Records about charts and figures
•••
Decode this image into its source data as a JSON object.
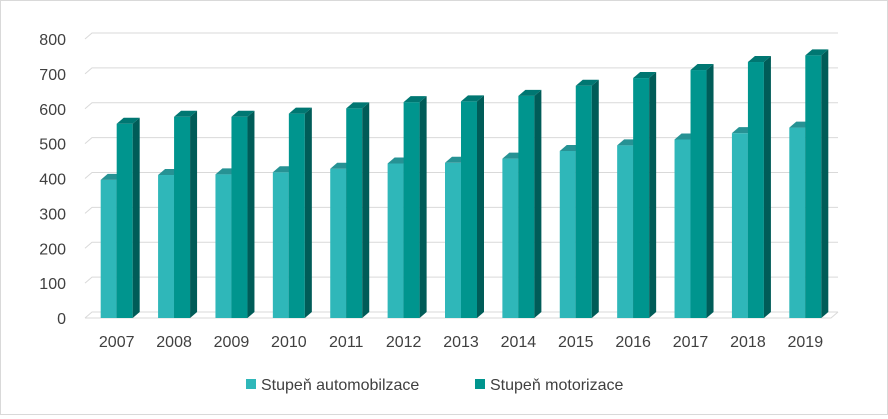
{
  "chart_data": {
    "type": "bar",
    "title": "",
    "xlabel": "",
    "ylabel": "",
    "categories": [
      "2007",
      "2008",
      "2009",
      "2010",
      "2011",
      "2012",
      "2013",
      "2014",
      "2015",
      "2016",
      "2017",
      "2018",
      "2019"
    ],
    "ylim": [
      0,
      800
    ],
    "yticks": [
      0,
      100,
      200,
      300,
      400,
      500,
      600,
      700,
      800
    ],
    "ytick_labels": [
      "0",
      "100",
      "200",
      "300",
      "400",
      "500",
      "600",
      "700",
      "800"
    ],
    "grid": true,
    "style": "3d-clustered-column",
    "legend_position": "bottom",
    "series": [
      {
        "name": "Stupeň automobilzace",
        "color": "#2fb7b9",
        "values": [
          396,
          410,
          412,
          418,
          428,
          443,
          445,
          457,
          479,
          495,
          512,
          530,
          546
        ]
      },
      {
        "name": "Stupeň motorizace",
        "color": "#00958e",
        "values": [
          557,
          577,
          577,
          586,
          601,
          619,
          621,
          637,
          666,
          688,
          711,
          734,
          753
        ]
      }
    ]
  }
}
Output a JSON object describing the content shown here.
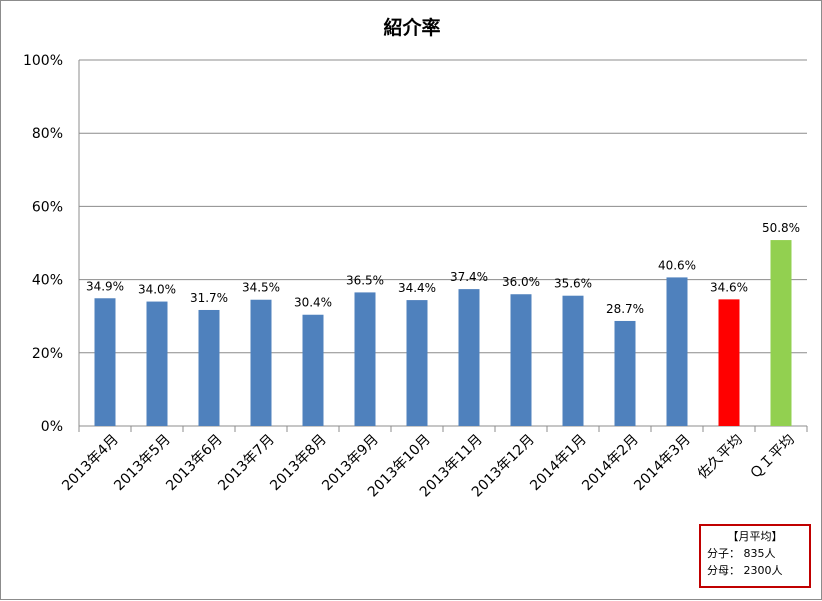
{
  "chart_data": {
    "type": "bar",
    "title": "紹介率",
    "categories": [
      "2013年4月",
      "2013年5月",
      "2013年6月",
      "2013年7月",
      "2013年8月",
      "2013年9月",
      "2013年10月",
      "2013年11月",
      "2013年12月",
      "2014年1月",
      "2014年2月",
      "2014年3月",
      "佐久平均",
      "ＱＩ平均"
    ],
    "values": [
      34.9,
      34.0,
      31.7,
      34.5,
      30.4,
      36.5,
      34.4,
      37.4,
      36.0,
      35.6,
      28.7,
      40.6,
      34.6,
      50.8
    ],
    "value_labels": [
      "34.9%",
      "34.0%",
      "31.7%",
      "34.5%",
      "30.4%",
      "36.5%",
      "34.4%",
      "37.4%",
      "36.0%",
      "35.6%",
      "28.7%",
      "40.6%",
      "34.6%",
      "50.8%"
    ],
    "bar_colors": [
      "#4f81bd",
      "#4f81bd",
      "#4f81bd",
      "#4f81bd",
      "#4f81bd",
      "#4f81bd",
      "#4f81bd",
      "#4f81bd",
      "#4f81bd",
      "#4f81bd",
      "#4f81bd",
      "#4f81bd",
      "#ff0000",
      "#92d050"
    ],
    "ylim": [
      0,
      100
    ],
    "yticks": [
      "0%",
      "20%",
      "40%",
      "60%",
      "80%",
      "100%"
    ],
    "grid": true,
    "xlabel": "",
    "ylabel": ""
  },
  "note": {
    "title": "【月平均】",
    "numerator": "分子：  835人",
    "denominator": "分母：  2300人"
  }
}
•••
• _TASK DIRECTIONS_
What do the lines above say from the line containing "Output a JSON" through the last line? Quote them exactly, both ends included, and leave out the pictures.

• _COMPLETE ANSWER_
Output a JSON object describing the content shown here.
{
  "chart_data": {
    "type": "bar",
    "title": "紹介率",
    "categories": [
      "2013年4月",
      "2013年5月",
      "2013年6月",
      "2013年7月",
      "2013年8月",
      "2013年9月",
      "2013年10月",
      "2013年11月",
      "2013年12月",
      "2014年1月",
      "2014年2月",
      "2014年3月",
      "佐久平均",
      "ＱＩ平均"
    ],
    "values": [
      34.9,
      34.0,
      31.7,
      34.5,
      30.4,
      36.5,
      34.4,
      37.4,
      36.0,
      35.6,
      28.7,
      40.6,
      34.6,
      50.8
    ],
    "value_labels": [
      "34.9%",
      "34.0%",
      "31.7%",
      "34.5%",
      "30.4%",
      "36.5%",
      "34.4%",
      "37.4%",
      "36.0%",
      "35.6%",
      "28.7%",
      "40.6%",
      "34.6%",
      "50.8%"
    ],
    "bar_colors": [
      "#4f81bd",
      "#4f81bd",
      "#4f81bd",
      "#4f81bd",
      "#4f81bd",
      "#4f81bd",
      "#4f81bd",
      "#4f81bd",
      "#4f81bd",
      "#4f81bd",
      "#4f81bd",
      "#4f81bd",
      "#ff0000",
      "#92d050"
    ],
    "ylim": [
      0,
      100
    ],
    "yticks": [
      "0%",
      "20%",
      "40%",
      "60%",
      "80%",
      "100%"
    ],
    "grid": true,
    "xlabel": "",
    "ylabel": ""
  },
  "note": {
    "title": "【月平均】",
    "numerator": "分子：  835人",
    "denominator": "分母：  2300人"
  }
}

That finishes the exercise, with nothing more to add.